Task requirements — Your task is to copy the listing exactly. Drop any pictures from the copy.

Collected data entries:
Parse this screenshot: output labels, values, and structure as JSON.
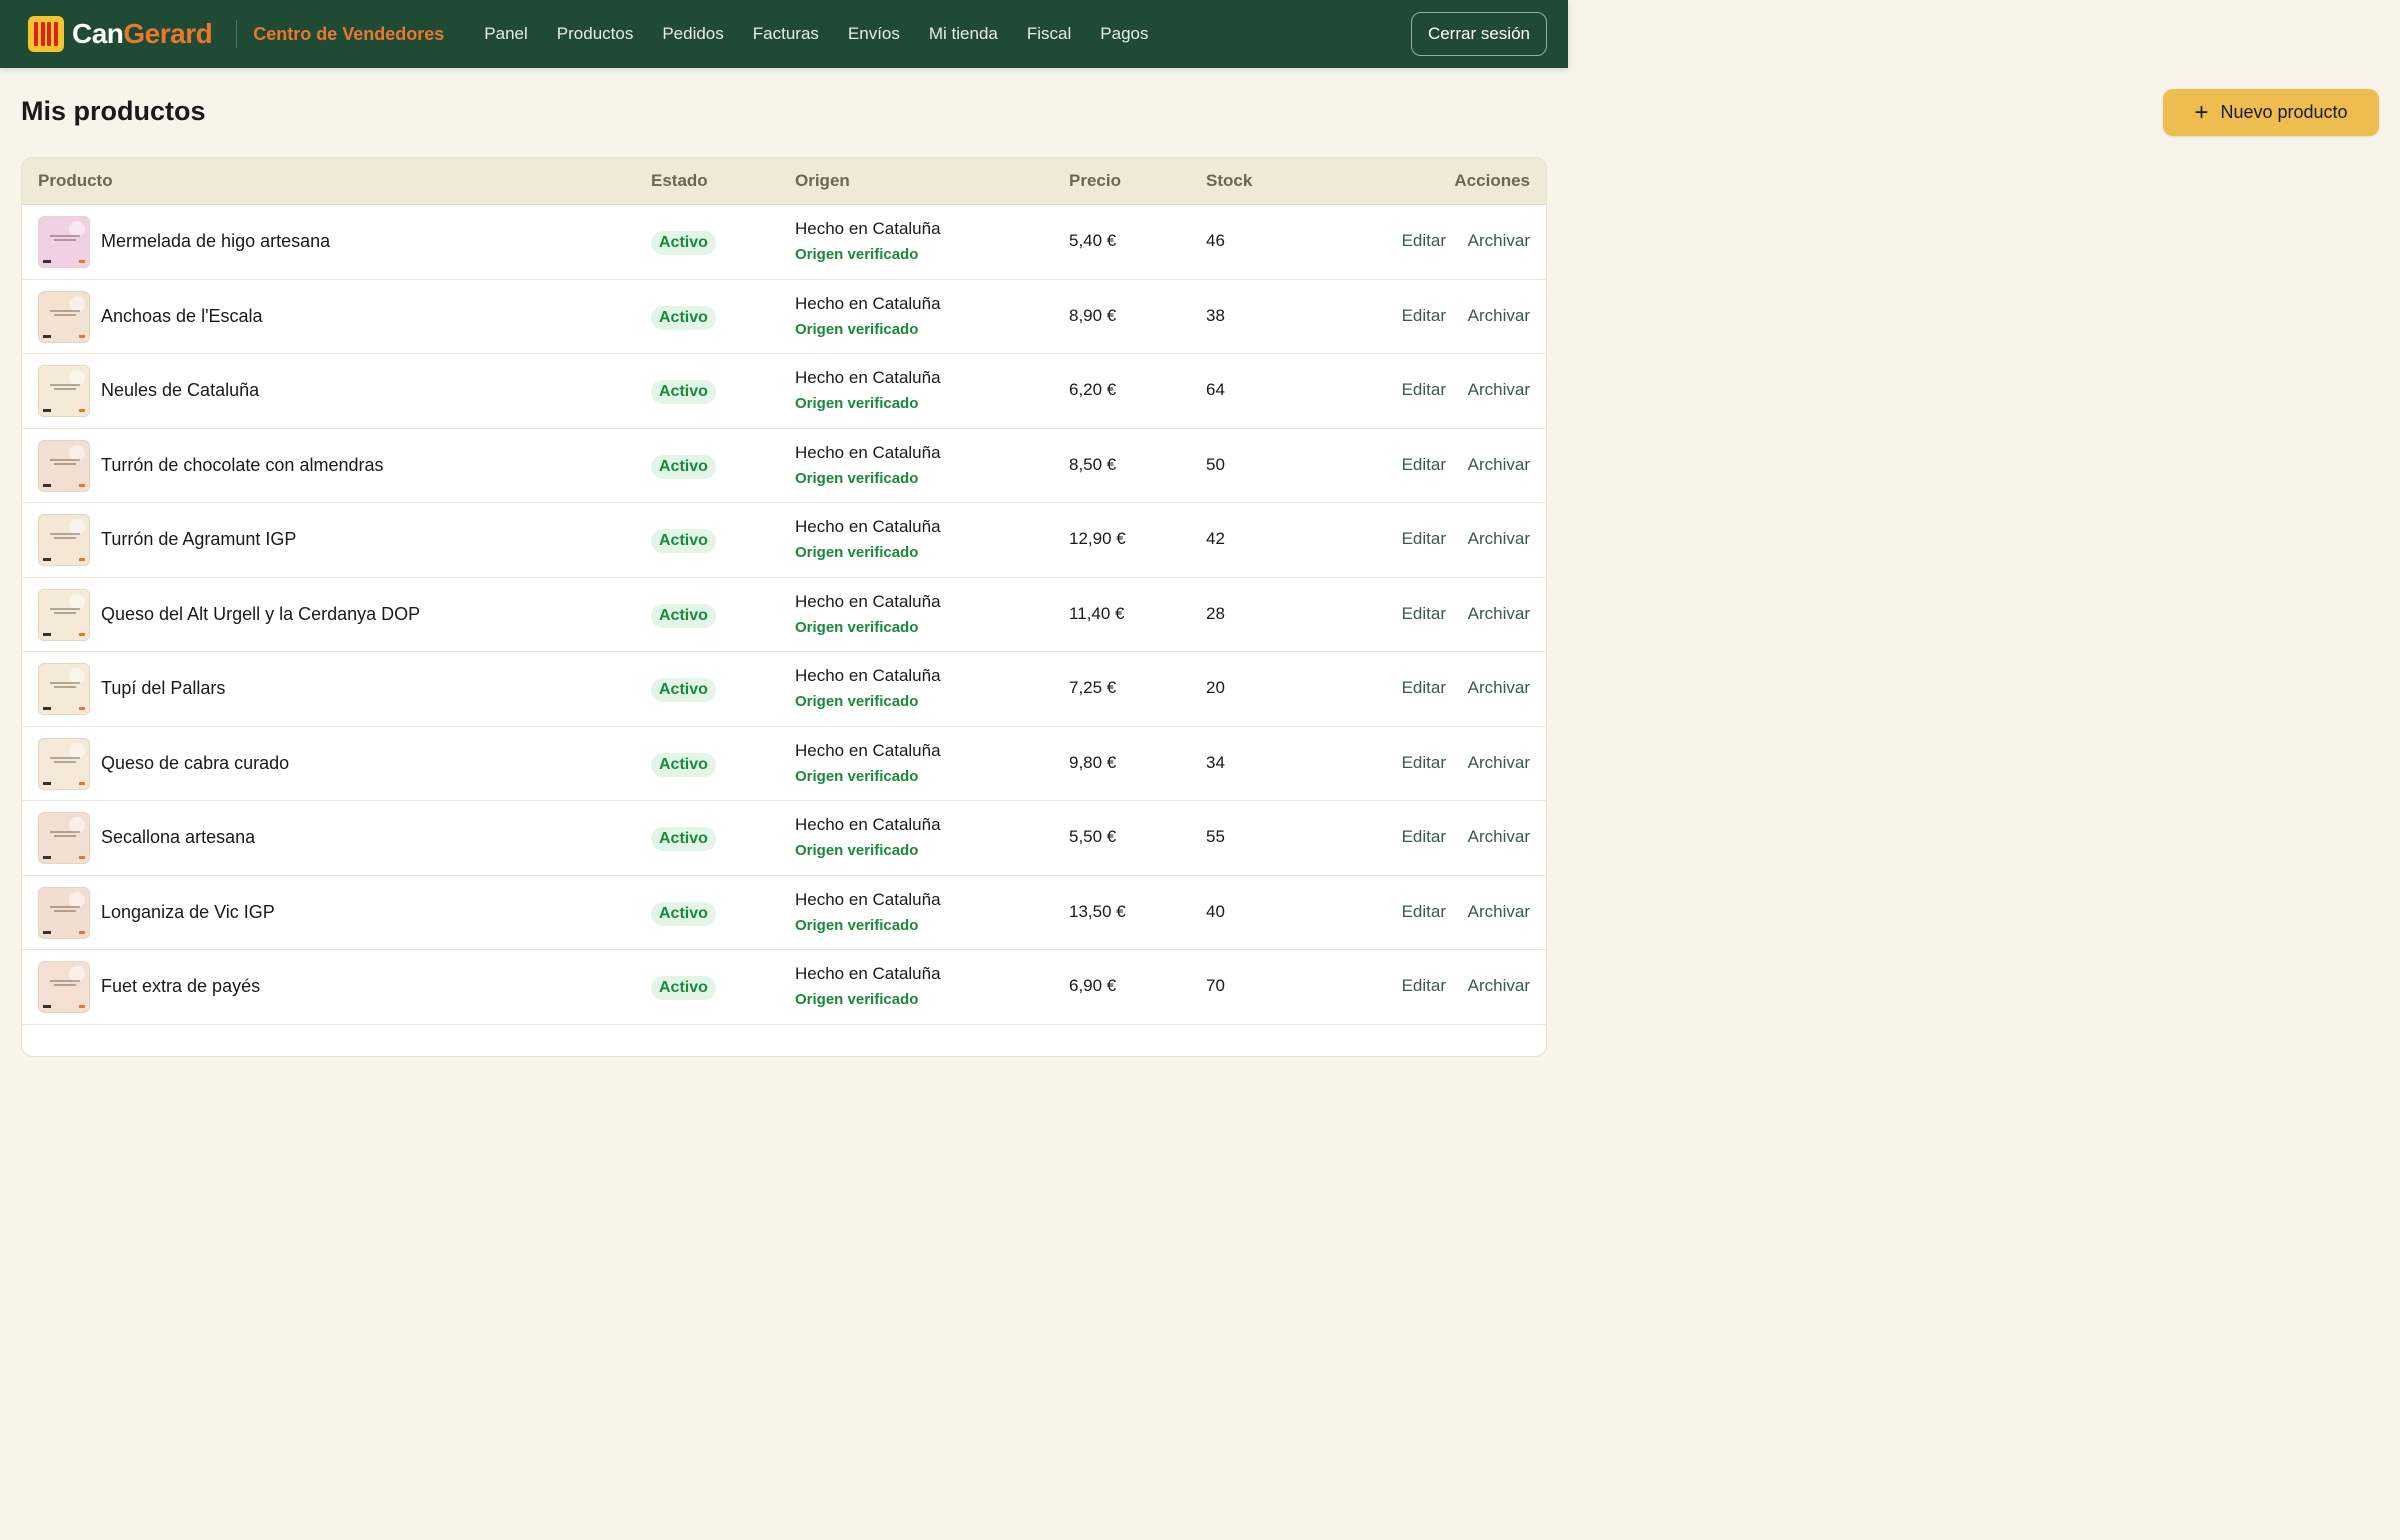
{
  "brand": {
    "can": "Can",
    "gerard": "Gerard",
    "subtitle": "Centro de Vendedores"
  },
  "nav": [
    "Panel",
    "Productos",
    "Pedidos",
    "Facturas",
    "Envíos",
    "Mi tienda",
    "Fiscal",
    "Pagos"
  ],
  "logout_label": "Cerrar sesión",
  "page_title": "Mis productos",
  "new_product_label": "Nuevo producto",
  "columns": {
    "product": "Producto",
    "status": "Estado",
    "origin": "Origen",
    "price": "Precio",
    "stock": "Stock",
    "actions": "Acciones"
  },
  "actions": {
    "edit": "Editar",
    "archive": "Archivar"
  },
  "products": [
    {
      "name": "Mermelada de higo artesana",
      "status": "Activo",
      "origin": "Hecho en Cataluña",
      "verified": "Origen verificado",
      "price": "5,40 €",
      "stock": "46",
      "thumb_color": "#f1cfe4"
    },
    {
      "name": "Anchoas de l'Escala",
      "status": "Activo",
      "origin": "Hecho en Cataluña",
      "verified": "Origen verificado",
      "price": "8,90 €",
      "stock": "38",
      "thumb_color": "#f3e2d0"
    },
    {
      "name": "Neules de Cataluña",
      "status": "Activo",
      "origin": "Hecho en Cataluña",
      "verified": "Origen verificado",
      "price": "6,20 €",
      "stock": "64",
      "thumb_color": "#f4ead6"
    },
    {
      "name": "Turrón de chocolate con almendras",
      "status": "Activo",
      "origin": "Hecho en Cataluña",
      "verified": "Origen verificado",
      "price": "8,50 €",
      "stock": "50",
      "thumb_color": "#f3dfd2"
    },
    {
      "name": "Turrón de Agramunt IGP",
      "status": "Activo",
      "origin": "Hecho en Cataluña",
      "verified": "Origen verificado",
      "price": "12,90 €",
      "stock": "42",
      "thumb_color": "#f4e7d4"
    },
    {
      "name": "Queso del Alt Urgell y la Cerdanya DOP",
      "status": "Activo",
      "origin": "Hecho en Cataluña",
      "verified": "Origen verificado",
      "price": "11,40 €",
      "stock": "28",
      "thumb_color": "#f4ead6"
    },
    {
      "name": "Tupí del Pallars",
      "status": "Activo",
      "origin": "Hecho en Cataluña",
      "verified": "Origen verificado",
      "price": "7,25 €",
      "stock": "20",
      "thumb_color": "#f4ead6"
    },
    {
      "name": "Queso de cabra curado",
      "status": "Activo",
      "origin": "Hecho en Cataluña",
      "verified": "Origen verificado",
      "price": "9,80 €",
      "stock": "34",
      "thumb_color": "#f4e9d6"
    },
    {
      "name": "Secallona artesana",
      "status": "Activo",
      "origin": "Hecho en Cataluña",
      "verified": "Origen verificado",
      "price": "5,50 €",
      "stock": "55",
      "thumb_color": "#f3dfd2"
    },
    {
      "name": "Longaniza de Vic IGP",
      "status": "Activo",
      "origin": "Hecho en Cataluña",
      "verified": "Origen verificado",
      "price": "13,50 €",
      "stock": "40",
      "thumb_color": "#f3dcd0"
    },
    {
      "name": "Fuet extra de payés",
      "status": "Activo",
      "origin": "Hecho en Cataluña",
      "verified": "Origen verificado",
      "price": "6,90 €",
      "stock": "70",
      "thumb_color": "#f3e0d2"
    }
  ]
}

Written reply —
Parse this screenshot: output labels, values, and structure as JSON.
{
  "brand": {
    "can": "Can",
    "gerard": "Gerard",
    "subtitle": "Centro de Vendedores"
  },
  "nav": [
    "Panel",
    "Productos",
    "Pedidos",
    "Facturas",
    "Envíos",
    "Mi tienda",
    "Fiscal",
    "Pagos"
  ],
  "logout_label": "Cerrar sesión",
  "page_title": "Mis productos",
  "new_product_label": "Nuevo producto",
  "columns": {
    "product": "Producto",
    "status": "Estado",
    "origin": "Origen",
    "price": "Precio",
    "stock": "Stock",
    "actions": "Acciones"
  },
  "actions": {
    "edit": "Editar",
    "archive": "Archivar"
  },
  "products": [
    {
      "name": "Mermelada de higo artesana",
      "status": "Activo",
      "origin": "Hecho en Cataluña",
      "verified": "Origen verificado",
      "price": "5,40 €",
      "stock": "46",
      "thumb_color": "#f1cfe4"
    },
    {
      "name": "Anchoas de l'Escala",
      "status": "Activo",
      "origin": "Hecho en Cataluña",
      "verified": "Origen verificado",
      "price": "8,90 €",
      "stock": "38",
      "thumb_color": "#f3e2d0"
    },
    {
      "name": "Neules de Cataluña",
      "status": "Activo",
      "origin": "Hecho en Cataluña",
      "verified": "Origen verificado",
      "price": "6,20 €",
      "stock": "64",
      "thumb_color": "#f4ead6"
    },
    {
      "name": "Turrón de chocolate con almendras",
      "status": "Activo",
      "origin": "Hecho en Cataluña",
      "verified": "Origen verificado",
      "price": "8,50 €",
      "stock": "50",
      "thumb_color": "#f3dfd2"
    },
    {
      "name": "Turrón de Agramunt IGP",
      "status": "Activo",
      "origin": "Hecho en Cataluña",
      "verified": "Origen verificado",
      "price": "12,90 €",
      "stock": "42",
      "thumb_color": "#f4e7d4"
    },
    {
      "name": "Queso del Alt Urgell y la Cerdanya DOP",
      "status": "Activo",
      "origin": "Hecho en Cataluña",
      "verified": "Origen verificado",
      "price": "11,40 €",
      "stock": "28",
      "thumb_color": "#f4ead6"
    },
    {
      "name": "Tupí del Pallars",
      "status": "Activo",
      "origin": "Hecho en Cataluña",
      "verified": "Origen verificado",
      "price": "7,25 €",
      "stock": "20",
      "thumb_color": "#f4ead6"
    },
    {
      "name": "Queso de cabra curado",
      "status": "Activo",
      "origin": "Hecho en Cataluña",
      "verified": "Origen verificado",
      "price": "9,80 €",
      "stock": "34",
      "thumb_color": "#f4e9d6"
    },
    {
      "name": "Secallona artesana",
      "status": "Activo",
      "origin": "Hecho en Cataluña",
      "verified": "Origen verificado",
      "price": "5,50 €",
      "stock": "55",
      "thumb_color": "#f3dfd2"
    },
    {
      "name": "Longaniza de Vic IGP",
      "status": "Activo",
      "origin": "Hecho en Cataluña",
      "verified": "Origen verificado",
      "price": "13,50 €",
      "stock": "40",
      "thumb_color": "#f3dcd0"
    },
    {
      "name": "Fuet extra de payés",
      "status": "Activo",
      "origin": "Hecho en Cataluña",
      "verified": "Origen verificado",
      "price": "6,90 €",
      "stock": "70",
      "thumb_color": "#f3e0d2"
    }
  ]
}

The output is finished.